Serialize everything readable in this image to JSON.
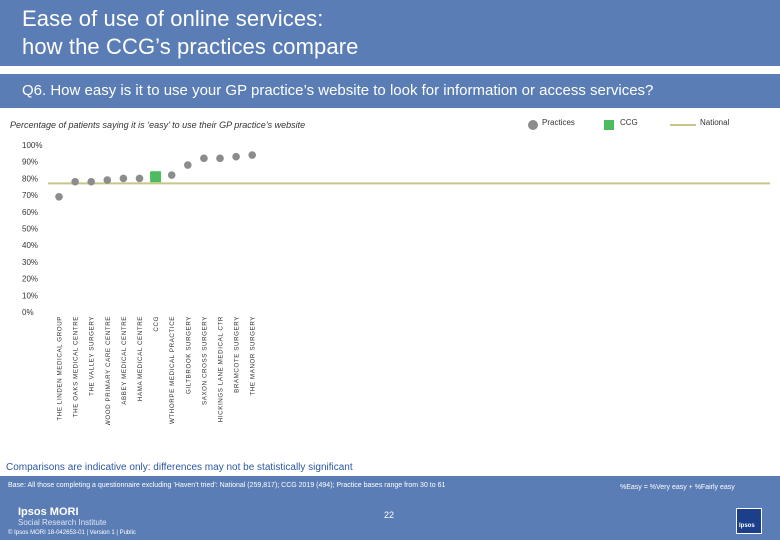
{
  "header": {
    "title_line1": "Ease of use of online services:",
    "title_line2": "how the CCG’s practices compare"
  },
  "question": "Q6. How easy is it to use your GP practice’s website to look for information or access services?",
  "subtitle": "Percentage of patients saying it is ‘easy’ to use their GP practice’s website",
  "legend": {
    "practices": "Practices",
    "ccg": "CCG",
    "national": "National"
  },
  "colors": {
    "practice": "#8c8c8c",
    "ccg": "#4dbb5f",
    "national": "#c9c58a",
    "banner": "#5b7db5"
  },
  "chart_data": {
    "type": "scatter",
    "title": "",
    "ylabel": "",
    "xlabel": "",
    "ylim": [
      0,
      100
    ],
    "yticks": [
      "0%",
      "10%",
      "20%",
      "30%",
      "40%",
      "50%",
      "60%",
      "70%",
      "80%",
      "90%",
      "100%"
    ],
    "national_value": 77,
    "categories": [
      "THE LINDEN MEDICAL GROUP",
      "THE OAKS MEDICAL CENTRE",
      "THE VALLEY SURGERY",
      "EASTWOOD PRIMARY CARE CENTRE",
      "ABBEY MEDICAL CENTRE",
      "HAMA MEDICAL CENTRE",
      "CCG",
      "NEWTHORPE MEDICAL PRACTICE",
      "GILTBROOK SURGERY",
      "SAXON CROSS SURGERY",
      "HICKINGS LANE MEDICAL CTR",
      "BRAMCOTE SURGERY",
      "THE MANOR SURGERY"
    ],
    "values": [
      69,
      78,
      78,
      79,
      80,
      80,
      81,
      82,
      88,
      92,
      92,
      93,
      94
    ],
    "kinds": [
      "practice",
      "practice",
      "practice",
      "practice",
      "practice",
      "practice",
      "ccg",
      "practice",
      "practice",
      "practice",
      "practice",
      "practice",
      "practice"
    ]
  },
  "note": "Comparisons are indicative only: differences may not be statistically significant",
  "footer": {
    "base": "Base: All those completing a questionnaire excluding ‘Haven’t tried’: National (259,817); CCG 2019 (494); Practice bases range from 30 to 61",
    "definition": "%Easy = %Very easy + %Fairly easy",
    "logo": "Ipsos MORI",
    "logo_sub": "Social Research Institute",
    "copyright": "© Ipsos MORI     18-042653-01 | Version 1 | Public",
    "page": "22",
    "badge": "Ipsos"
  }
}
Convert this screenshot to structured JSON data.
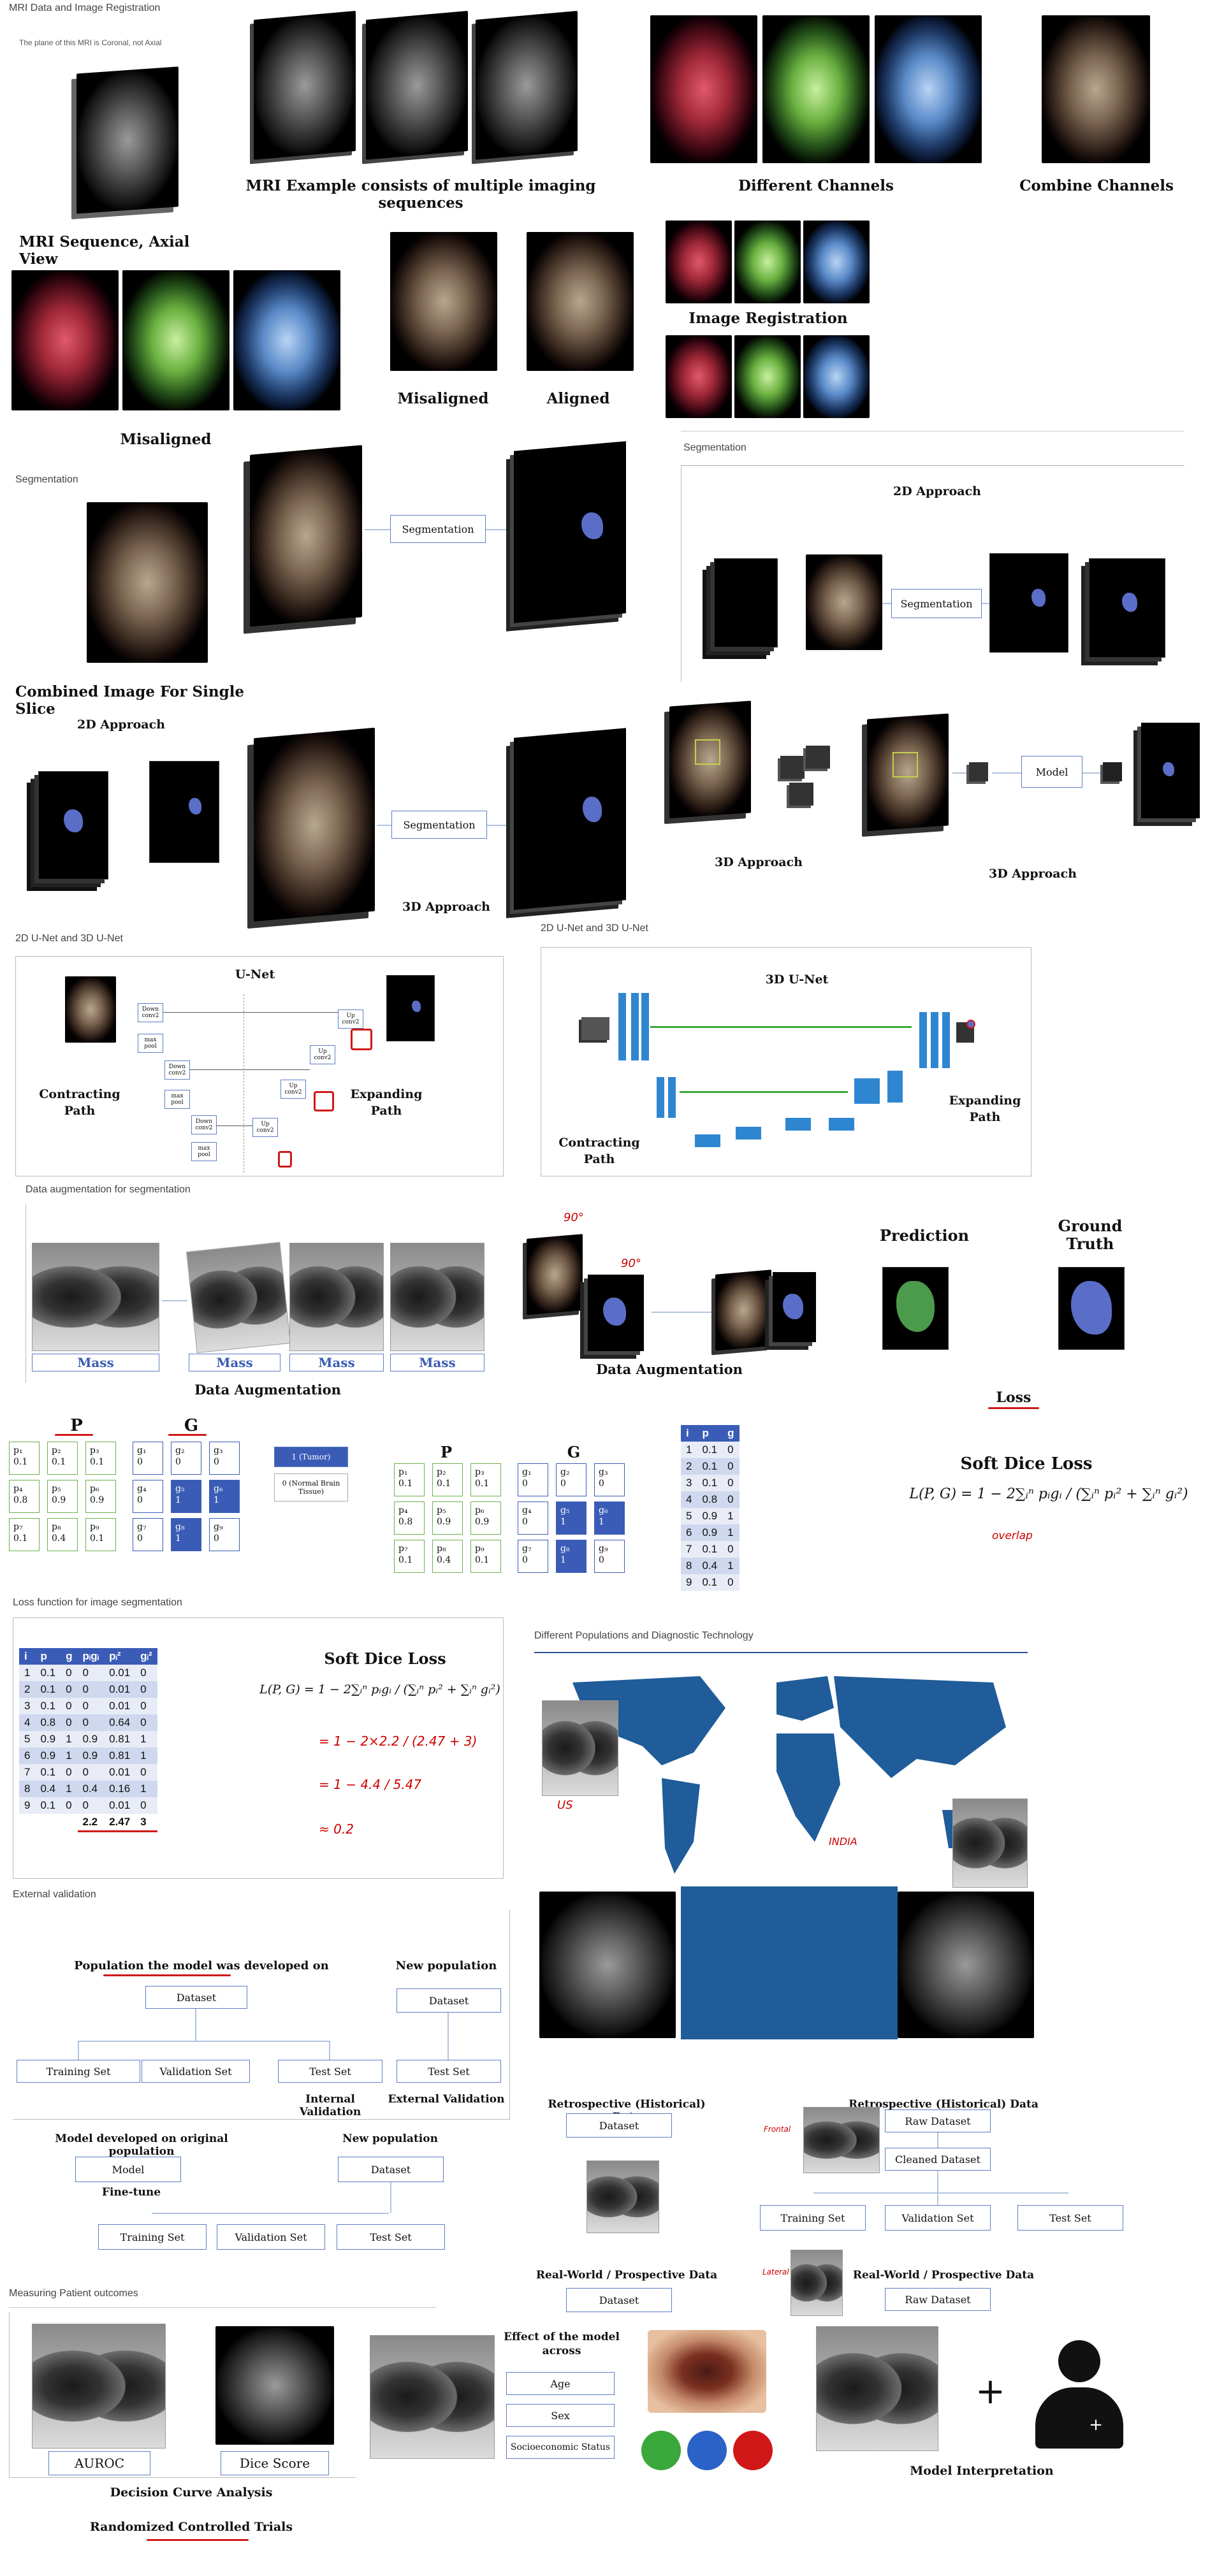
{
  "mri": {
    "section_title": "MRI Data and Image Registration",
    "plane_note": "The plane of this MRI is Coronal, not Axial",
    "example_caption": "MRI Example consists of multiple imaging sequences",
    "channels_caption": "Different Channels",
    "combine_caption": "Combine Channels",
    "axial_caption": "MRI Sequence, Axial View",
    "misaligned_left": "Misaligned",
    "misaligned_mid": "Misaligned",
    "aligned": "Aligned",
    "registration": "Image Registration"
  },
  "seg": {
    "section_left": "Segmentation",
    "section_right": "Segmentation",
    "box_label": "Segmentation",
    "box_label_2d": "Segmentation",
    "box_label_3d": "Segmentation",
    "combined_caption": "Combined Image For Single Slice",
    "approach_2d_right": "2D Approach",
    "approach_2d_left": "2D Approach",
    "approach_3d_center": "3D Approach",
    "approach_3d_a": "3D Approach",
    "approach_3d_b": "3D Approach",
    "model_label": "Model"
  },
  "unet": {
    "section_left": "2D U-Net and 3D U-Net",
    "section_right": "2D U-Net and 3D U-Net",
    "title_2d": "U-Net",
    "title_3d": "3D U-Net",
    "contracting": "Contracting Path",
    "expanding": "Expanding Path",
    "contracting_3d": "Contracting Path",
    "expanding_3d": "Expanding Path",
    "blocks": [
      "Down conv2",
      "max pool",
      "Down conv2",
      "max pool",
      "Down conv2",
      "max pool",
      "Up conv2",
      "Up conv2",
      "Up conv2",
      "Up conv2"
    ]
  },
  "aug": {
    "section_title": "Data augmentation for segmentation",
    "labels": [
      "Mass",
      "Mass",
      "Mass",
      "Mass"
    ],
    "caption_left": "Data Augmentation",
    "caption_mid": "Data Augmentation",
    "angle_1": "90°",
    "angle_2": "90°",
    "prediction": "Prediction",
    "ground_truth": "Ground Truth",
    "loss": "Loss"
  },
  "grid": {
    "p_title": "P",
    "g_title": "G",
    "p_cells": [
      [
        "p₁",
        "0.1"
      ],
      [
        "p₂",
        "0.1"
      ],
      [
        "p₃",
        "0.1"
      ],
      [
        "p₄",
        "0.8"
      ],
      [
        "p₅",
        "0.9"
      ],
      [
        "p₆",
        "0.9"
      ],
      [
        "p₇",
        "0.1"
      ],
      [
        "p₈",
        "0.4"
      ],
      [
        "p₉",
        "0.1"
      ]
    ],
    "g_cells": [
      [
        "g₁",
        "0"
      ],
      [
        "g₂",
        "0"
      ],
      [
        "g₃",
        "0"
      ],
      [
        "g₄",
        "0"
      ],
      [
        "g₅",
        "1"
      ],
      [
        "g₆",
        "1"
      ],
      [
        "g₇",
        "0"
      ],
      [
        "g₈",
        "1"
      ],
      [
        "g₉",
        "0"
      ]
    ],
    "legend_tumor": "1 (Tumor)",
    "legend_normal": "0 (Normal Brain Tissue)"
  },
  "table_small": {
    "headers": [
      "i",
      "p",
      "g"
    ],
    "rows": [
      [
        "1",
        "0.1",
        "0"
      ],
      [
        "2",
        "0.1",
        "0"
      ],
      [
        "3",
        "0.1",
        "0"
      ],
      [
        "4",
        "0.8",
        "0"
      ],
      [
        "5",
        "0.9",
        "1"
      ],
      [
        "6",
        "0.9",
        "1"
      ],
      [
        "7",
        "0.1",
        "0"
      ],
      [
        "8",
        "0.4",
        "1"
      ],
      [
        "9",
        "0.1",
        "0"
      ]
    ]
  },
  "dice": {
    "title": "Soft Dice Loss",
    "formula": "L(P, G) = 1 − 2∑ᵢⁿ pᵢgᵢ / (∑ᵢⁿ pᵢ² + ∑ᵢⁿ gᵢ²)",
    "overlap_note": "overlap",
    "section_title": "Loss function for image segmentation",
    "title_2": "Soft Dice Loss",
    "formula_2": "L(P, G) = 1 − 2∑ᵢⁿ pᵢgᵢ / (∑ᵢⁿ pᵢ² + ∑ᵢⁿ gᵢ²)",
    "work": [
      "= 1 − 2×2.2 / (2.47 + 3)",
      "= 1 − 4.4 / 5.47",
      "≈ 0.2"
    ]
  },
  "table_big": {
    "headers": [
      "i",
      "p",
      "g",
      "pᵢgᵢ",
      "pᵢ²",
      "gᵢ²"
    ],
    "rows": [
      [
        "1",
        "0.1",
        "0",
        "0",
        "0.01",
        "0"
      ],
      [
        "2",
        "0.1",
        "0",
        "0",
        "0.01",
        "0"
      ],
      [
        "3",
        "0.1",
        "0",
        "0",
        "0.01",
        "0"
      ],
      [
        "4",
        "0.8",
        "0",
        "0",
        "0.64",
        "0"
      ],
      [
        "5",
        "0.9",
        "1",
        "0.9",
        "0.81",
        "1"
      ],
      [
        "6",
        "0.9",
        "1",
        "0.9",
        "0.81",
        "1"
      ],
      [
        "7",
        "0.1",
        "0",
        "0",
        "0.01",
        "0"
      ],
      [
        "8",
        "0.4",
        "1",
        "0.4",
        "0.16",
        "1"
      ],
      [
        "9",
        "0.1",
        "0",
        "0",
        "0.01",
        "0"
      ]
    ],
    "totals": [
      "",
      "",
      "",
      "2.2",
      "2.47",
      "3"
    ]
  },
  "pop": {
    "section_title": "Different Populations and Diagnostic Technology",
    "us": "US",
    "india": "INDIA"
  },
  "ext": {
    "section_title": "External validation",
    "developed_on": "Population the model was developed on",
    "new_population": "New population",
    "dataset": "Dataset",
    "dataset_new": "Dataset",
    "training": "Training Set",
    "validation": "Validation Set",
    "test": "Test Set",
    "test_new": "Test Set",
    "internal": "Internal Validation",
    "external": "External Validation",
    "model_dev": "Model developed on original population",
    "new_pop_2": "New population",
    "model": "Model",
    "finetune": "Fine-tune",
    "dataset_2": "Dataset",
    "training_2": "Training Set",
    "validation_2": "Validation Set",
    "test_2": "Test Set"
  },
  "retro": {
    "retro_left": "Retrospective (Historical) Data",
    "dataset_left": "Dataset",
    "realworld_left": "Real-World / Prospective Data",
    "dataset_left_2": "Dataset",
    "retro_right": "Retrospective (Historical) Data",
    "raw_dataset": "Raw Dataset",
    "cleaned_dataset": "Cleaned Dataset",
    "frontal": "Frontal",
    "lateral": "Lateral",
    "training": "Training Set",
    "validation": "Validation Set",
    "test": "Test Set",
    "realworld_right": "Real-World / Prospective Data",
    "raw_dataset_2": "Raw Dataset"
  },
  "outcomes": {
    "section_title": "Measuring Patient outcomes",
    "auroc": "AUROC",
    "dice_score": "Dice Score",
    "decision_curve": "Decision Curve Analysis",
    "rct": "Randomized Controlled Trials",
    "effect_title": "Effect of the model across",
    "age": "Age",
    "sex": "Sex",
    "ses": "Socioeconomic Status",
    "plus": "+",
    "interpretation": "Model Interpretation"
  },
  "colors": {
    "accent": "#3a5cb6",
    "annotation": "#d01818",
    "map": "#1f5c99"
  }
}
__________________________________________________
* Task prompt *
Number of lines above containing "Soft": state it and nothing else.

* Task output *
2